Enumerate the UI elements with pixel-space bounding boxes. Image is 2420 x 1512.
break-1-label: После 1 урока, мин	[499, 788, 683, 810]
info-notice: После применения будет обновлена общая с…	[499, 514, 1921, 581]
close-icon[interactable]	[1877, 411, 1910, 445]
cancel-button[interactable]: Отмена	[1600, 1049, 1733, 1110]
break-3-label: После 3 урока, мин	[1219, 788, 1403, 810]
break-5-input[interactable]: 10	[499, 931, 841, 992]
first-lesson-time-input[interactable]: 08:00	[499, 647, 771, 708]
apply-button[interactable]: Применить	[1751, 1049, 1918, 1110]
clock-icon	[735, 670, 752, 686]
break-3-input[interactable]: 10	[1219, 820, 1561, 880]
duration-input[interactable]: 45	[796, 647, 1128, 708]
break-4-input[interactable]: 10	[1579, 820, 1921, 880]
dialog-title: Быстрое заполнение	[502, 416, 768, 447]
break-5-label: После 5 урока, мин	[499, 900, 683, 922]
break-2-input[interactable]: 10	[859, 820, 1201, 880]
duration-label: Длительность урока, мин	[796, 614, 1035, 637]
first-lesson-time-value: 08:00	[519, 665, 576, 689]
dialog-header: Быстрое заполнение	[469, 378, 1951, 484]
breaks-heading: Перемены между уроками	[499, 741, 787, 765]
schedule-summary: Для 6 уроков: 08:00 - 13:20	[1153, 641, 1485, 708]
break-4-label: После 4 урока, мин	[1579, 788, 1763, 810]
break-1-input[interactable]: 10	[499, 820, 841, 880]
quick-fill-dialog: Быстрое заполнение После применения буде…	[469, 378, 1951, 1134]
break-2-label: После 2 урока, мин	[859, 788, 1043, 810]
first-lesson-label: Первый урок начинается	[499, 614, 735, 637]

:::

◆ EXERCISE AIM
Rewrite the lines above, changing "Отмена" to "Закрыть" and leaving everything else as it stands.

◆ CORRECT ANSWER
Enumerate the UI elements with pixel-space bounding boxes. Image is 2420 x 1512.
break-1-label: После 1 урока, мин	[499, 788, 683, 810]
info-notice: После применения будет обновлена общая с…	[499, 514, 1921, 581]
close-icon[interactable]	[1877, 411, 1910, 445]
cancel-button[interactable]: Закрыть	[1600, 1049, 1733, 1110]
break-3-label: После 3 урока, мин	[1219, 788, 1403, 810]
break-5-input[interactable]: 10	[499, 931, 841, 992]
first-lesson-time-input[interactable]: 08:00	[499, 647, 771, 708]
apply-button[interactable]: Применить	[1751, 1049, 1918, 1110]
clock-icon	[735, 670, 752, 686]
break-3-input[interactable]: 10	[1219, 820, 1561, 880]
duration-input[interactable]: 45	[796, 647, 1128, 708]
break-4-input[interactable]: 10	[1579, 820, 1921, 880]
dialog-title: Быстрое заполнение	[502, 416, 768, 447]
break-5-label: После 5 урока, мин	[499, 900, 683, 922]
break-2-input[interactable]: 10	[859, 820, 1201, 880]
duration-label: Длительность урока, мин	[796, 614, 1035, 637]
first-lesson-time-value: 08:00	[519, 665, 576, 689]
dialog-header: Быстрое заполнение	[469, 378, 1951, 484]
breaks-heading: Перемены между уроками	[499, 741, 787, 765]
schedule-summary: Для 6 уроков: 08:00 - 13:20	[1153, 641, 1485, 708]
break-4-label: После 4 урока, мин	[1579, 788, 1763, 810]
break-1-input[interactable]: 10	[499, 820, 841, 880]
quick-fill-dialog: Быстрое заполнение После применения буде…	[469, 378, 1951, 1134]
break-2-label: После 2 урока, мин	[859, 788, 1043, 810]
first-lesson-label: Первый урок начинается	[499, 614, 735, 637]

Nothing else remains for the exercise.